Write out the whole listing again, exactly.

### Data supplied
------------------------------------------------------------------------
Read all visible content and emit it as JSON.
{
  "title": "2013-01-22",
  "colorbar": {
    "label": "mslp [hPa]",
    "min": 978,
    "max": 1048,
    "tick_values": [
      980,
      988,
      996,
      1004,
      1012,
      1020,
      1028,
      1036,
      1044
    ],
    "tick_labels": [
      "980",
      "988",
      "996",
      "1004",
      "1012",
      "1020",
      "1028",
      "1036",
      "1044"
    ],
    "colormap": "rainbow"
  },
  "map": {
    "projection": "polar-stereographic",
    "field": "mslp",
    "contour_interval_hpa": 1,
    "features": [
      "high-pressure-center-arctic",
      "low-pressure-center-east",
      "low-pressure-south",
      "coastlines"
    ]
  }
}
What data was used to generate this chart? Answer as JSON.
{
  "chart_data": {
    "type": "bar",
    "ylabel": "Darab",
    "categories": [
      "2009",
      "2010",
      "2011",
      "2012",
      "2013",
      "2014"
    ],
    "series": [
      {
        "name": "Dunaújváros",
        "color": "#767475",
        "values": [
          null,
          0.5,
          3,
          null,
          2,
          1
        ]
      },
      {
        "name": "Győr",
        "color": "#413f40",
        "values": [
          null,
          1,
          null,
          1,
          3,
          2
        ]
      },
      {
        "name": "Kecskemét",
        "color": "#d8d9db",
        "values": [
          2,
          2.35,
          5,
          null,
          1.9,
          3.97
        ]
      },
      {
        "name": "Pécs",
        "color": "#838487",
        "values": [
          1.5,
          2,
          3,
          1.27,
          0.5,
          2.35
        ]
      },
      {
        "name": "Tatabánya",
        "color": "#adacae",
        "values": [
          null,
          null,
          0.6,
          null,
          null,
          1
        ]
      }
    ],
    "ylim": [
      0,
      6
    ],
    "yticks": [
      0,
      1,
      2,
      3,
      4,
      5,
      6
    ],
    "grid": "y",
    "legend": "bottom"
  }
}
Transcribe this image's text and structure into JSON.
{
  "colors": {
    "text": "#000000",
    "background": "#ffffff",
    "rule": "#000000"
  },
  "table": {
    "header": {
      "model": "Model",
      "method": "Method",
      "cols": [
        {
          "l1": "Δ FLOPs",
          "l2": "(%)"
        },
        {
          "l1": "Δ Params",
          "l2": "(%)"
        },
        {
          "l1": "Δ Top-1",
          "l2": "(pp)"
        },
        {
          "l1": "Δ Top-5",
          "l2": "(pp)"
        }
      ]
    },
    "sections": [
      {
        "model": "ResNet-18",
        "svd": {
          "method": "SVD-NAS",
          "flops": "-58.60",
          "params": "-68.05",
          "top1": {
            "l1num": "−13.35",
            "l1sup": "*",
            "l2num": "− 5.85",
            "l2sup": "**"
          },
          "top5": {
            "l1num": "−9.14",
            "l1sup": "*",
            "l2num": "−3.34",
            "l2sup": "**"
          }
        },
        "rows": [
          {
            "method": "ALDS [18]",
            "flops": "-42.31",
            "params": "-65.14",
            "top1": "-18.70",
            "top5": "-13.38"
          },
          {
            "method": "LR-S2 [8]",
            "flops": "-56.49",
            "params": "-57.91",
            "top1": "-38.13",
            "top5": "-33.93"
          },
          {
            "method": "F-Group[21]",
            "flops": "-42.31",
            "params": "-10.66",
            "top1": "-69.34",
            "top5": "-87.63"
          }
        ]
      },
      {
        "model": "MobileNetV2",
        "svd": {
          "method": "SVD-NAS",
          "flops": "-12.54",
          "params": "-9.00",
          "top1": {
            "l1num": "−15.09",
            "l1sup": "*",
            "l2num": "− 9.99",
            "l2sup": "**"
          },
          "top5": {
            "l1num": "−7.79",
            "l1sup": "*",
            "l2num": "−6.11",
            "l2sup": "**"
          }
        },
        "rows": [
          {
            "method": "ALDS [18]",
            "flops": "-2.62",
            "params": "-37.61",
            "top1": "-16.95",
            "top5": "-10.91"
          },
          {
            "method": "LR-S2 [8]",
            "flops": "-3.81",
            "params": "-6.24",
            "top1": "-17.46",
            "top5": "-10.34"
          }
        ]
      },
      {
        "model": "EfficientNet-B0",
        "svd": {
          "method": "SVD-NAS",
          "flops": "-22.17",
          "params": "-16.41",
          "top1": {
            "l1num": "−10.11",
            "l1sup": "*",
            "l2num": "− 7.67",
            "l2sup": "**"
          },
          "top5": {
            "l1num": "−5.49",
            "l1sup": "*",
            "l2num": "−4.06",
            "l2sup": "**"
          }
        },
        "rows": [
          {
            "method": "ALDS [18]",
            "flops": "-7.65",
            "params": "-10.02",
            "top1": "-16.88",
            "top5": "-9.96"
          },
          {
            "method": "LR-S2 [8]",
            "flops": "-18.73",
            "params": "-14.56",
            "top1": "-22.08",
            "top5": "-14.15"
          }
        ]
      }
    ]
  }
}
------------------------------------------------------------------------
### Answer for this exercise
Read all visible content and emit it as JSON.
{
  "title": "2013-01-22",
  "colorbar": {
    "label": "mslp [hPa]",
    "min": 978,
    "max": 1048,
    "tick_values": [
      980,
      988,
      996,
      1004,
      1012,
      1020,
      1028,
      1036,
      1044
    ],
    "tick_labels": [
      "980",
      "988",
      "996",
      "1004",
      "1012",
      "1020",
      "1028",
      "1036",
      "1044"
    ],
    "colormap": "rainbow"
  },
  "map": {
    "projection": "polar-stereographic",
    "field": "mslp",
    "contour_interval_hpa": 1,
    "features": [
      "high-pressure-center-arctic",
      "low-pressure-center-east",
      "low-pressure-south",
      "coastlines"
    ]
  }
}
What data was used to generate this chart? Answer as JSON.
{
  "chart_data": {
    "type": "bar",
    "ylabel": "Darab",
    "categories": [
      "2009",
      "2010",
      "2011",
      "2012",
      "2013",
      "2014"
    ],
    "series": [
      {
        "name": "Dunaújváros",
        "color": "#767475",
        "values": [
          null,
          0.5,
          3,
          null,
          2,
          1
        ]
      },
      {
        "name": "Győr",
        "color": "#413f40",
        "values": [
          null,
          1,
          null,
          1,
          3,
          2
        ]
      },
      {
        "name": "Kecskemét",
        "color": "#d8d9db",
        "values": [
          2,
          2.35,
          5,
          null,
          1.9,
          3.97
        ]
      },
      {
        "name": "Pécs",
        "color": "#838487",
        "values": [
          1.5,
          2,
          3,
          1.27,
          0.5,
          2.35
        ]
      },
      {
        "name": "Tatabánya",
        "color": "#adacae",
        "values": [
          null,
          null,
          0.6,
          null,
          null,
          1
        ]
      }
    ],
    "ylim": [
      0,
      6
    ],
    "yticks": [
      0,
      1,
      2,
      3,
      4,
      5,
      6
    ],
    "grid": "y",
    "legend": "bottom"
  }
}
Transcribe this image's text and structure into JSON.
{
  "colors": {
    "text": "#000000",
    "background": "#ffffff",
    "rule": "#000000"
  },
  "table": {
    "header": {
      "model": "Model",
      "method": "Method",
      "cols": [
        {
          "l1": "Δ FLOPs",
          "l2": "(%)"
        },
        {
          "l1": "Δ Params",
          "l2": "(%)"
        },
        {
          "l1": "Δ Top-1",
          "l2": "(pp)"
        },
        {
          "l1": "Δ Top-5",
          "l2": "(pp)"
        }
      ]
    },
    "sections": [
      {
        "model": "ResNet-18",
        "svd": {
          "method": "SVD-NAS",
          "flops": "-58.60",
          "params": "-68.05",
          "top1": {
            "l1num": "−13.35",
            "l1sup": "*",
            "l2num": "− 5.85",
            "l2sup": "**"
          },
          "top5": {
            "l1num": "−9.14",
            "l1sup": "*",
            "l2num": "−3.34",
            "l2sup": "**"
          }
        },
        "rows": [
          {
            "method": "ALDS [18]",
            "flops": "-42.31",
            "params": "-65.14",
            "top1": "-18.70",
            "top5": "-13.38"
          },
          {
            "method": "LR-S2 [8]",
            "flops": "-56.49",
            "params": "-57.91",
            "top1": "-38.13",
            "top5": "-33.93"
          },
          {
            "method": "F-Group[21]",
            "flops": "-42.31",
            "params": "-10.66",
            "top1": "-69.34",
            "top5": "-87.63"
          }
        ]
      },
      {
        "model": "MobileNetV2",
        "svd": {
          "method": "SVD-NAS",
          "flops": "-12.54",
          "params": "-9.00",
          "top1": {
            "l1num": "−15.09",
            "l1sup": "*",
            "l2num": "− 9.99",
            "l2sup": "**"
          },
          "top5": {
            "l1num": "−7.79",
            "l1sup": "*",
            "l2num": "−6.11",
            "l2sup": "**"
          }
        },
        "rows": [
          {
            "method": "ALDS [18]",
            "flops": "-2.62",
            "params": "-37.61",
            "top1": "-16.95",
            "top5": "-10.91"
          },
          {
            "method": "LR-S2 [8]",
            "flops": "-3.81",
            "params": "-6.24",
            "top1": "-17.46",
            "top5": "-10.34"
          }
        ]
      },
      {
        "model": "EfficientNet-B0",
        "svd": {
          "method": "SVD-NAS",
          "flops": "-22.17",
          "params": "-16.41",
          "top1": {
            "l1num": "−10.11",
            "l1sup": "*",
            "l2num": "− 7.67",
            "l2sup": "**"
          },
          "top5": {
            "l1num": "−5.49",
            "l1sup": "*",
            "l2num": "−4.06",
            "l2sup": "**"
          }
        },
        "rows": [
          {
            "method": "ALDS [18]",
            "flops": "-7.65",
            "params": "-10.02",
            "top1": "-16.88",
            "top5": "-9.96"
          },
          {
            "method": "LR-S2 [8]",
            "flops": "-18.73",
            "params": "-14.56",
            "top1": "-22.08",
            "top5": "-14.15"
          }
        ]
      }
    ]
  }
}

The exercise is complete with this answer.